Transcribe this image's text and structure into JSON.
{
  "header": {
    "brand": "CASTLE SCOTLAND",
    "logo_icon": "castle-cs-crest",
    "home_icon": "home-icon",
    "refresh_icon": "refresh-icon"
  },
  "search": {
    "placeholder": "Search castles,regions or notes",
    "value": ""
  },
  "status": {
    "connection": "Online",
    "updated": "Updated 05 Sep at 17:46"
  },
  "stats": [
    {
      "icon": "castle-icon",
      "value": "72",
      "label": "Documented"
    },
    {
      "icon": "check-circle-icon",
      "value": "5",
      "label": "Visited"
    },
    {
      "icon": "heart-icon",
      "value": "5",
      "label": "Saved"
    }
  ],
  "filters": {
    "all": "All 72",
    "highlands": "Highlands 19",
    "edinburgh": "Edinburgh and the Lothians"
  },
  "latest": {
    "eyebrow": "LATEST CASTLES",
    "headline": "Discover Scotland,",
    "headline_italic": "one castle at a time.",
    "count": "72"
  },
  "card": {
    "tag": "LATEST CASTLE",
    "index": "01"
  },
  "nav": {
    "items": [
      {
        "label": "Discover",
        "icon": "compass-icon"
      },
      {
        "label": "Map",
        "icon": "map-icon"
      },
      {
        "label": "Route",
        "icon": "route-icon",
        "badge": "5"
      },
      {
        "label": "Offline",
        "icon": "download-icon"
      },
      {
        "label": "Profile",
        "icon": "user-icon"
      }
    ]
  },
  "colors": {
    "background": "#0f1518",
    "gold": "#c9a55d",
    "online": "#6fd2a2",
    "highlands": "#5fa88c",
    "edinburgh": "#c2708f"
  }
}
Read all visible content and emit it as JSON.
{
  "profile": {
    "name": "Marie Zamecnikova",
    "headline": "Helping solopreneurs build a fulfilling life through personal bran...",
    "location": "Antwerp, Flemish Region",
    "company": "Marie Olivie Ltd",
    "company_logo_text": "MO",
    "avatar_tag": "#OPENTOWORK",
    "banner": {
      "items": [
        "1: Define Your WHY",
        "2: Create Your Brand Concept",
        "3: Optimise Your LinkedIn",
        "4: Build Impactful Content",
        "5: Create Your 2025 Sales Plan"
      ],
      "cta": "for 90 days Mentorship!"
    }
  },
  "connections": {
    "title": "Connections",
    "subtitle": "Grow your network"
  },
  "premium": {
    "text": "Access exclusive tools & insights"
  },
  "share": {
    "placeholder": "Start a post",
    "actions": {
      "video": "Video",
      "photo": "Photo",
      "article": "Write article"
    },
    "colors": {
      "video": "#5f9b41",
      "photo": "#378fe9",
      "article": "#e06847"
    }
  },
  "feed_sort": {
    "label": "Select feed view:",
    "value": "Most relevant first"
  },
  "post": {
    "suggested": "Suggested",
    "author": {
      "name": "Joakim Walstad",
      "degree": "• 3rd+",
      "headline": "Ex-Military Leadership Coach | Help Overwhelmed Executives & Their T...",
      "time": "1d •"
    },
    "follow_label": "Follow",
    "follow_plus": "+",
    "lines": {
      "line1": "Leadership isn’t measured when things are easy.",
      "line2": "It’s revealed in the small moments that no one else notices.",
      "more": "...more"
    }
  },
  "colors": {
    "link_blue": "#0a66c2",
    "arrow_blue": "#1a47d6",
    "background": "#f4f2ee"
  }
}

━━━━━━━━━━━━━━━━━━━━

> REQUEST
Extract the listing in its entirety, matching it exactly.

> SOLUTION FOR THIS PROBLEM
Transcribe this image's text and structure into JSON.
{
  "header": {
    "brand": "CASTLE SCOTLAND",
    "logo_icon": "castle-cs-crest",
    "home_icon": "home-icon",
    "refresh_icon": "refresh-icon"
  },
  "search": {
    "placeholder": "Search castles,regions or notes",
    "value": ""
  },
  "status": {
    "connection": "Online",
    "updated": "Updated 05 Sep at 17:46"
  },
  "stats": [
    {
      "icon": "castle-icon",
      "value": "72",
      "label": "Documented"
    },
    {
      "icon": "check-circle-icon",
      "value": "5",
      "label": "Visited"
    },
    {
      "icon": "heart-icon",
      "value": "5",
      "label": "Saved"
    }
  ],
  "filters": {
    "all": "All 72",
    "highlands": "Highlands 19",
    "edinburgh": "Edinburgh and the Lothians"
  },
  "latest": {
    "eyebrow": "LATEST CASTLES",
    "headline": "Discover Scotland,",
    "headline_italic": "one castle at a time.",
    "count": "72"
  },
  "card": {
    "tag": "LATEST CASTLE",
    "index": "01"
  },
  "nav": {
    "items": [
      {
        "label": "Discover",
        "icon": "compass-icon"
      },
      {
        "label": "Map",
        "icon": "map-icon"
      },
      {
        "label": "Route",
        "icon": "route-icon",
        "badge": "5"
      },
      {
        "label": "Offline",
        "icon": "download-icon"
      },
      {
        "label": "Profile",
        "icon": "user-icon"
      }
    ]
  },
  "colors": {
    "background": "#0f1518",
    "gold": "#c9a55d",
    "online": "#6fd2a2",
    "highlands": "#5fa88c",
    "edinburgh": "#c2708f"
  }
}
Read all visible content and emit it as JSON.
{
  "profile": {
    "name": "Marie Zamecnikova",
    "headline": "Helping solopreneurs build a fulfilling life through personal bran...",
    "location": "Antwerp, Flemish Region",
    "company": "Marie Olivie Ltd",
    "company_logo_text": "MO",
    "avatar_tag": "#OPENTOWORK",
    "banner": {
      "items": [
        "1: Define Your WHY",
        "2: Create Your Brand Concept",
        "3: Optimise Your LinkedIn",
        "4: Build Impactful Content",
        "5: Create Your 2025 Sales Plan"
      ],
      "cta": "for 90 days Mentorship!"
    }
  },
  "connections": {
    "title": "Connections",
    "subtitle": "Grow your network"
  },
  "premium": {
    "text": "Access exclusive tools & insights"
  },
  "share": {
    "placeholder": "Start a post",
    "actions": {
      "video": "Video",
      "photo": "Photo",
      "article": "Write article"
    },
    "colors": {
      "video": "#5f9b41",
      "photo": "#378fe9",
      "article": "#e06847"
    }
  },
  "feed_sort": {
    "label": "Select feed view:",
    "value": "Most relevant first"
  },
  "post": {
    "suggested": "Suggested",
    "author": {
      "name": "Joakim Walstad",
      "degree": "• 3rd+",
      "headline": "Ex-Military Leadership Coach | Help Overwhelmed Executives & Their T...",
      "time": "1d •"
    },
    "follow_label": "Follow",
    "follow_plus": "+",
    "lines": {
      "line1": "Leadership isn’t measured when things are easy.",
      "line2": "It’s revealed in the small moments that no one else notices.",
      "more": "...more"
    }
  },
  "colors": {
    "link_blue": "#0a66c2",
    "arrow_blue": "#1a47d6",
    "background": "#f4f2ee"
  }
}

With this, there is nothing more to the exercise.